What this task involves
Print the entries below in their entirety, exactly as they are written.

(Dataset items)
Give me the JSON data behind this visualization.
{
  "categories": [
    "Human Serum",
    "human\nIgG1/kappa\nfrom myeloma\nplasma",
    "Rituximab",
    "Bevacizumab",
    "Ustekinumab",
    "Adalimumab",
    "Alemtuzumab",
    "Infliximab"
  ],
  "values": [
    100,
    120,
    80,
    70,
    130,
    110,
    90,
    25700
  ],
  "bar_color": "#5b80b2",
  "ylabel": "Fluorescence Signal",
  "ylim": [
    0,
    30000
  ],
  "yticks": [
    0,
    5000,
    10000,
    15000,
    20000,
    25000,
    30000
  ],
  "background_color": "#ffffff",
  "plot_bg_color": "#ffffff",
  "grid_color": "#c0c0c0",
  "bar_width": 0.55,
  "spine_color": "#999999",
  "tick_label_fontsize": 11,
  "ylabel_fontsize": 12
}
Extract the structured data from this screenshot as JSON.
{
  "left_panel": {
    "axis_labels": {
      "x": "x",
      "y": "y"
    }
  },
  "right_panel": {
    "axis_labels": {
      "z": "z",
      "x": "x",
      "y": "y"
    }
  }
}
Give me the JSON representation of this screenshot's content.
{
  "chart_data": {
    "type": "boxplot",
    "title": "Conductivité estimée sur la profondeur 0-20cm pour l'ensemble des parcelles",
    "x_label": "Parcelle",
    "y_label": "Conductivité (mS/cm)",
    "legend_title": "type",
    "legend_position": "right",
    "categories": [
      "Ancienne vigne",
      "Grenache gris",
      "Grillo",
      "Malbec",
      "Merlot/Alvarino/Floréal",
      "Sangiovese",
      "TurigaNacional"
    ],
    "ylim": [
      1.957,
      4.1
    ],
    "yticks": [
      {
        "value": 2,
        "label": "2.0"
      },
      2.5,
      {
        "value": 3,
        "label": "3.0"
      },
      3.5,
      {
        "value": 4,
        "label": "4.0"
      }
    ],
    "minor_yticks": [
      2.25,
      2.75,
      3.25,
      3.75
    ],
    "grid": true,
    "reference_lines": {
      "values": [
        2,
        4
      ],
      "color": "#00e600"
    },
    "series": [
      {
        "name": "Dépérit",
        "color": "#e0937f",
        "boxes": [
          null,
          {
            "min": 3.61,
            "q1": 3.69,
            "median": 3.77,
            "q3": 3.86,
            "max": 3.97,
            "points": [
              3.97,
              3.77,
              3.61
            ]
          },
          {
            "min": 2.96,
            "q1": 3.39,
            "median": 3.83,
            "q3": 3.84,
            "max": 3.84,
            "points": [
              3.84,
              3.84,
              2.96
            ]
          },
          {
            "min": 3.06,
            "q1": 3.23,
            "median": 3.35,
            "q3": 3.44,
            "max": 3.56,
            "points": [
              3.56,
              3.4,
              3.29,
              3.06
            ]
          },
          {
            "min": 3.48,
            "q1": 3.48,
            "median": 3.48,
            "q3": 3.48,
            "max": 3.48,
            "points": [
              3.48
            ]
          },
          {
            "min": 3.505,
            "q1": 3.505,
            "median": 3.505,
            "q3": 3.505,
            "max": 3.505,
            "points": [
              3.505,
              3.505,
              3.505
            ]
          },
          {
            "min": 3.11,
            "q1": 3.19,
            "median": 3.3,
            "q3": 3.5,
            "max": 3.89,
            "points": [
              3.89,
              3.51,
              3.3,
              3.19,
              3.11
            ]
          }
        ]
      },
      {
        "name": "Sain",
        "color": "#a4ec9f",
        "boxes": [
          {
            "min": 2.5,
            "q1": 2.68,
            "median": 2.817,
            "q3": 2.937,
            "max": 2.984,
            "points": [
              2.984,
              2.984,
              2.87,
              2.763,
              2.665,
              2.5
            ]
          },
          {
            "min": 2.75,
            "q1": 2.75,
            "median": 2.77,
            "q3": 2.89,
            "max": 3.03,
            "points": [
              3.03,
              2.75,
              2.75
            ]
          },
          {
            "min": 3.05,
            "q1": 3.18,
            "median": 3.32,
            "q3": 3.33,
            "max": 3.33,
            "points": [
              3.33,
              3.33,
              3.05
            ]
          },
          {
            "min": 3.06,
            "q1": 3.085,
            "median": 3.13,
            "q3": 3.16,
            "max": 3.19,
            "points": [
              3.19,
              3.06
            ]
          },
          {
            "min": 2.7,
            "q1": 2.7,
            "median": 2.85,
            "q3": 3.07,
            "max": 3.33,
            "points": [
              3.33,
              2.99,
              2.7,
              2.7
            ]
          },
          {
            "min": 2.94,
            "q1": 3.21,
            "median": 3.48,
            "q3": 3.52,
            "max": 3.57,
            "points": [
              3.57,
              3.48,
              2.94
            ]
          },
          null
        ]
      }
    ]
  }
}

Finished task
Give me the JSON data behind this visualization.
{
  "categories": [
    "Human Serum",
    "human\nIgG1/kappa\nfrom myeloma\nplasma",
    "Rituximab",
    "Bevacizumab",
    "Ustekinumab",
    "Adalimumab",
    "Alemtuzumab",
    "Infliximab"
  ],
  "values": [
    100,
    120,
    80,
    70,
    130,
    110,
    90,
    25700
  ],
  "bar_color": "#5b80b2",
  "ylabel": "Fluorescence Signal",
  "ylim": [
    0,
    30000
  ],
  "yticks": [
    0,
    5000,
    10000,
    15000,
    20000,
    25000,
    30000
  ],
  "background_color": "#ffffff",
  "plot_bg_color": "#ffffff",
  "grid_color": "#c0c0c0",
  "bar_width": 0.55,
  "spine_color": "#999999",
  "tick_label_fontsize": 11,
  "ylabel_fontsize": 12
}
Extract the structured data from this screenshot as JSON.
{
  "left_panel": {
    "axis_labels": {
      "x": "x",
      "y": "y"
    }
  },
  "right_panel": {
    "axis_labels": {
      "z": "z",
      "x": "x",
      "y": "y"
    }
  }
}
Give me the JSON representation of this screenshot's content.
{
  "chart_data": {
    "type": "boxplot",
    "title": "Conductivité estimée sur la profondeur 0-20cm pour l'ensemble des parcelles",
    "x_label": "Parcelle",
    "y_label": "Conductivité (mS/cm)",
    "legend_title": "type",
    "legend_position": "right",
    "categories": [
      "Ancienne vigne",
      "Grenache gris",
      "Grillo",
      "Malbec",
      "Merlot/Alvarino/Floréal",
      "Sangiovese",
      "TurigaNacional"
    ],
    "ylim": [
      1.957,
      4.1
    ],
    "yticks": [
      {
        "value": 2,
        "label": "2.0"
      },
      2.5,
      {
        "value": 3,
        "label": "3.0"
      },
      3.5,
      {
        "value": 4,
        "label": "4.0"
      }
    ],
    "minor_yticks": [
      2.25,
      2.75,
      3.25,
      3.75
    ],
    "grid": true,
    "reference_lines": {
      "values": [
        2,
        4
      ],
      "color": "#00e600"
    },
    "series": [
      {
        "name": "Dépérit",
        "color": "#e0937f",
        "boxes": [
          null,
          {
            "min": 3.61,
            "q1": 3.69,
            "median": 3.77,
            "q3": 3.86,
            "max": 3.97,
            "points": [
              3.97,
              3.77,
              3.61
            ]
          },
          {
            "min": 2.96,
            "q1": 3.39,
            "median": 3.83,
            "q3": 3.84,
            "max": 3.84,
            "points": [
              3.84,
              3.84,
              2.96
            ]
          },
          {
            "min": 3.06,
            "q1": 3.23,
            "median": 3.35,
            "q3": 3.44,
            "max": 3.56,
            "points": [
              3.56,
              3.4,
              3.29,
              3.06
            ]
          },
          {
            "min": 3.48,
            "q1": 3.48,
            "median": 3.48,
            "q3": 3.48,
            "max": 3.48,
            "points": [
              3.48
            ]
          },
          {
            "min": 3.505,
            "q1": 3.505,
            "median": 3.505,
            "q3": 3.505,
            "max": 3.505,
            "points": [
              3.505,
              3.505,
              3.505
            ]
          },
          {
            "min": 3.11,
            "q1": 3.19,
            "median": 3.3,
            "q3": 3.5,
            "max": 3.89,
            "points": [
              3.89,
              3.51,
              3.3,
              3.19,
              3.11
            ]
          }
        ]
      },
      {
        "name": "Sain",
        "color": "#a4ec9f",
        "boxes": [
          {
            "min": 2.5,
            "q1": 2.68,
            "median": 2.817,
            "q3": 2.937,
            "max": 2.984,
            "points": [
              2.984,
              2.984,
              2.87,
              2.763,
              2.665,
              2.5
            ]
          },
          {
            "min": 2.75,
            "q1": 2.75,
            "median": 2.77,
            "q3": 2.89,
            "max": 3.03,
            "points": [
              3.03,
              2.75,
              2.75
            ]
          },
          {
            "min": 3.05,
            "q1": 3.18,
            "median": 3.32,
            "q3": 3.33,
            "max": 3.33,
            "points": [
              3.33,
              3.33,
              3.05
            ]
          },
          {
            "min": 3.06,
            "q1": 3.085,
            "median": 3.13,
            "q3": 3.16,
            "max": 3.19,
            "points": [
              3.19,
              3.06
            ]
          },
          {
            "min": 2.7,
            "q1": 2.7,
            "median": 2.85,
            "q3": 3.07,
            "max": 3.33,
            "points": [
              3.33,
              2.99,
              2.7,
              2.7
            ]
          },
          {
            "min": 2.94,
            "q1": 3.21,
            "median": 3.48,
            "q3": 3.52,
            "max": 3.57,
            "points": [
              3.57,
              3.48,
              2.94
            ]
          },
          null
        ]
      }
    ]
  }
}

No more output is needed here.